• [Required task]
Copy each of the lines below without changing a single character.

• [Record extracts]

>>>>>

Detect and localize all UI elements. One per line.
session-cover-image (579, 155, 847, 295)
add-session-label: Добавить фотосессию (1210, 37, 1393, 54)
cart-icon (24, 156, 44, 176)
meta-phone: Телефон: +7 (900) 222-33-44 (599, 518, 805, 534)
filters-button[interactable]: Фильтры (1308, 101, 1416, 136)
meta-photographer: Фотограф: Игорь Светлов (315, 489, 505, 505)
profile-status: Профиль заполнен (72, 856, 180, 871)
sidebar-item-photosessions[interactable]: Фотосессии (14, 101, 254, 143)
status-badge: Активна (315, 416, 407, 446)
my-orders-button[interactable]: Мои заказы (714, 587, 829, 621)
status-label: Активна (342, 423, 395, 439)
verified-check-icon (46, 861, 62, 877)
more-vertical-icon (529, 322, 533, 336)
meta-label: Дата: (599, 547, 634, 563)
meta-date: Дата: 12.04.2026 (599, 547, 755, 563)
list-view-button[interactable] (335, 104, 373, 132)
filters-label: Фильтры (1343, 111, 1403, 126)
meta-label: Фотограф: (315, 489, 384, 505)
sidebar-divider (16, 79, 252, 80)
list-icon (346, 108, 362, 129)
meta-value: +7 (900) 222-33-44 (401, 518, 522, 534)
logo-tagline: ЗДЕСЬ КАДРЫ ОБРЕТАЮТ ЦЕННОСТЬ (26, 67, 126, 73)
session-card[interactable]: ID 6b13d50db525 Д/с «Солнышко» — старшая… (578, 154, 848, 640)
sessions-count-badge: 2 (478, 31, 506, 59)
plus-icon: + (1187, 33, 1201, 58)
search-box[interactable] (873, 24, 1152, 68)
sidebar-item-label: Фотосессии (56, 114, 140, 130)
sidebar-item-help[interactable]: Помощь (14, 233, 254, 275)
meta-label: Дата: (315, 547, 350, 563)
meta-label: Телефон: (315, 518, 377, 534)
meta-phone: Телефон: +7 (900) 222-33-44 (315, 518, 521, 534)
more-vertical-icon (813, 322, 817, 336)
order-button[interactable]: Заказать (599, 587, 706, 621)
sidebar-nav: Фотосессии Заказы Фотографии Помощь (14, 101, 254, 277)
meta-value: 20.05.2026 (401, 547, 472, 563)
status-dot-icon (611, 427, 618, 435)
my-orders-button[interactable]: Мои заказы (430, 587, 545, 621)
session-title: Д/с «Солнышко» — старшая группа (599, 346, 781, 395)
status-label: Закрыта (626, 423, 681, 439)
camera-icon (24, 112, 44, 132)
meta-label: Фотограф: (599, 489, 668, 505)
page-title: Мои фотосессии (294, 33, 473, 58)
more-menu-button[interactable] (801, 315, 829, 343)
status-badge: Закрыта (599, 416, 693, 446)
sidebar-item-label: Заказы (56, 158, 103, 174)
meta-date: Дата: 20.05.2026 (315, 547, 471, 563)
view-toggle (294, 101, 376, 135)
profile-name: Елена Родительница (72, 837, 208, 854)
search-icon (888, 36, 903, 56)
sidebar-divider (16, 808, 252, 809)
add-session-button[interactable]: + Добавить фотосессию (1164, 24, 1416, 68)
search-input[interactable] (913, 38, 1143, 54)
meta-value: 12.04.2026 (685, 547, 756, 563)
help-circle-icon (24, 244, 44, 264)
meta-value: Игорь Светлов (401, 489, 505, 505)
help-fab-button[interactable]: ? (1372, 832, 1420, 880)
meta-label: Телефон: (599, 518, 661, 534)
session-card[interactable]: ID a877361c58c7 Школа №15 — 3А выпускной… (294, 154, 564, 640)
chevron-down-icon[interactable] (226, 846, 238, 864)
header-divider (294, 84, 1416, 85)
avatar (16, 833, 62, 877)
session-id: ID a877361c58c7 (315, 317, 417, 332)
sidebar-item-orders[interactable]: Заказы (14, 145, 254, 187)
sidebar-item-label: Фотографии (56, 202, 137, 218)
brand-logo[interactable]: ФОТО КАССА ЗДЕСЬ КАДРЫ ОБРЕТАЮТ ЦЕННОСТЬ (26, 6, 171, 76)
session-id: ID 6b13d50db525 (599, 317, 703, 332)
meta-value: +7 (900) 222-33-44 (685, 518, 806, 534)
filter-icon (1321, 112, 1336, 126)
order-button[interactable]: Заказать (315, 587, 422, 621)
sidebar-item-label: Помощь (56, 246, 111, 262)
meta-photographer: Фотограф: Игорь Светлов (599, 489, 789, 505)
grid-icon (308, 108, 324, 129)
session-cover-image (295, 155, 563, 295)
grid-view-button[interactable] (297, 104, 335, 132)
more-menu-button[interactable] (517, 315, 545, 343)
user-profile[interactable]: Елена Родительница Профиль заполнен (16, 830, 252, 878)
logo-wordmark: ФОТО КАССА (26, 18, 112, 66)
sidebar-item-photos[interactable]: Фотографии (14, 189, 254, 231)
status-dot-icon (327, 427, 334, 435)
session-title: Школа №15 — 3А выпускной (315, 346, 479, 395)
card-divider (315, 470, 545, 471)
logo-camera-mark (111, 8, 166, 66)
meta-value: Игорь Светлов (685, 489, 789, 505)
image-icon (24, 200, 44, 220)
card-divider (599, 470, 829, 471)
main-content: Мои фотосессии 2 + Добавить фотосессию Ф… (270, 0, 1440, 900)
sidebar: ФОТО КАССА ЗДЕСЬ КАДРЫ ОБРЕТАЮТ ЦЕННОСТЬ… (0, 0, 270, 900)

<<<<<

• [Response to this exercise]
Detect and localize all UI elements. One per line.
session-cover-image (579, 155, 847, 295)
add-session-label: Добавить фотосессию (1210, 37, 1393, 54)
cart-icon (24, 156, 44, 176)
meta-phone: Телефон: +7 (900) 222-33-44 (599, 518, 805, 534)
filters-button[interactable]: Фильтры (1308, 101, 1416, 136)
meta-photographer: Фотограф: Игорь Светлов (315, 489, 505, 505)
profile-status: Профиль заполнен (72, 856, 180, 871)
sidebar-item-photosessions[interactable]: Фотосессии (14, 101, 254, 143)
status-badge: Активна (315, 416, 407, 446)
my-orders-button[interactable]: Мои заказы (714, 587, 829, 621)
status-label: Активна (342, 423, 395, 439)
verified-check-icon (46, 861, 62, 877)
more-vertical-icon (529, 322, 533, 336)
meta-label: Дата: (599, 547, 634, 563)
meta-date: Дата: 12.04.2026 (599, 547, 755, 563)
list-view-button[interactable] (335, 104, 373, 132)
filters-label: Фильтры (1343, 111, 1403, 126)
meta-label: Фотограф: (315, 489, 384, 505)
sidebar-divider (16, 79, 252, 80)
list-icon (346, 108, 362, 129)
meta-value: +7 (900) 222-33-44 (401, 518, 522, 534)
logo-tagline: ЗДЕСЬ КАДРЫ ОБРЕТАЮТ ЦЕННОСТЬ (26, 67, 126, 73)
session-card[interactable]: ID 6b13d50db525 Д/с «Солнышко» — старшая… (578, 154, 848, 640)
sessions-count-badge: 2 (478, 31, 506, 59)
plus-icon: + (1187, 33, 1201, 58)
search-box[interactable] (873, 24, 1152, 68)
sidebar-item-label: Фотосессии (56, 114, 140, 130)
sidebar-item-help[interactable]: Помощь (14, 233, 254, 275)
meta-label: Дата: (315, 547, 350, 563)
meta-label: Телефон: (315, 518, 377, 534)
meta-phone: Телефон: +7 (900) 222-33-44 (315, 518, 521, 534)
more-vertical-icon (813, 322, 817, 336)
order-button[interactable]: Заказать (599, 587, 706, 621)
sidebar-nav: Фотосессии Заказы Фотографии Помощь (14, 101, 254, 277)
meta-value: 20.05.2026 (401, 547, 472, 563)
status-dot-icon (611, 427, 618, 435)
my-orders-button[interactable]: Мои заказы (430, 587, 545, 621)
session-title: Д/с «Солнышко» — старшая группа (599, 346, 781, 395)
status-label: Закрыта (626, 423, 681, 439)
camera-icon (24, 112, 44, 132)
meta-label: Фотограф: (599, 489, 668, 505)
page-title: Мои фотосессии (294, 33, 473, 58)
more-menu-button[interactable] (801, 315, 829, 343)
status-badge: Закрыта (599, 416, 693, 446)
sidebar-item-label: Заказы (56, 158, 103, 174)
meta-date: Дата: 20.05.2026 (315, 547, 471, 563)
view-toggle (294, 101, 376, 135)
profile-name: Елена Родительница (72, 837, 208, 854)
search-icon (888, 36, 903, 56)
sidebar-divider (16, 808, 252, 809)
add-session-button[interactable]: + Добавить фотосессию (1164, 24, 1416, 68)
search-input[interactable] (913, 38, 1143, 54)
meta-value: 12.04.2026 (685, 547, 756, 563)
help-circle-icon (24, 244, 44, 264)
meta-value: Игорь Светлов (401, 489, 505, 505)
help-fab-button[interactable]: ? (1372, 832, 1420, 880)
meta-label: Телефон: (599, 518, 661, 534)
session-card[interactable]: ID a877361c58c7 Школа №15 — 3А выпускной… (294, 154, 564, 640)
chevron-down-icon[interactable] (226, 846, 238, 864)
header-divider (294, 84, 1416, 85)
avatar (16, 833, 62, 877)
session-id: ID a877361c58c7 (315, 317, 417, 332)
sidebar-item-orders[interactable]: Заказы (14, 145, 254, 187)
sidebar-item-label: Фотографии (56, 202, 137, 218)
brand-logo[interactable]: ФОТО КАССА ЗДЕСЬ КАДРЫ ОБРЕТАЮТ ЦЕННОСТЬ (26, 6, 171, 76)
session-id: ID 6b13d50db525 (599, 317, 703, 332)
meta-value: +7 (900) 222-33-44 (685, 518, 806, 534)
filter-icon (1321, 112, 1336, 126)
order-button[interactable]: Заказать (315, 587, 422, 621)
sidebar-item-label: Помощь (56, 246, 111, 262)
meta-photographer: Фотограф: Игорь Светлов (599, 489, 789, 505)
grid-icon (308, 108, 324, 129)
session-cover-image (295, 155, 563, 295)
grid-view-button[interactable] (297, 104, 335, 132)
more-menu-button[interactable] (517, 315, 545, 343)
user-profile[interactable]: Елена Родительница Профиль заполнен (16, 830, 252, 878)
logo-wordmark: ФОТО КАССА (26, 18, 112, 66)
sidebar-item-photos[interactable]: Фотографии (14, 189, 254, 231)
status-dot-icon (327, 427, 334, 435)
session-title: Школа №15 — 3А выпускной (315, 346, 479, 395)
card-divider (315, 470, 545, 471)
logo-camera-mark (111, 8, 166, 66)
meta-value: Игорь Светлов (685, 489, 789, 505)
image-icon (24, 200, 44, 220)
card-divider (599, 470, 829, 471)
main-content: Мои фотосессии 2 + Добавить фотосессию Ф… (270, 0, 1440, 900)
sidebar: ФОТО КАССА ЗДЕСЬ КАДРЫ ОБРЕТАЮТ ЦЕННОСТЬ… (0, 0, 270, 900)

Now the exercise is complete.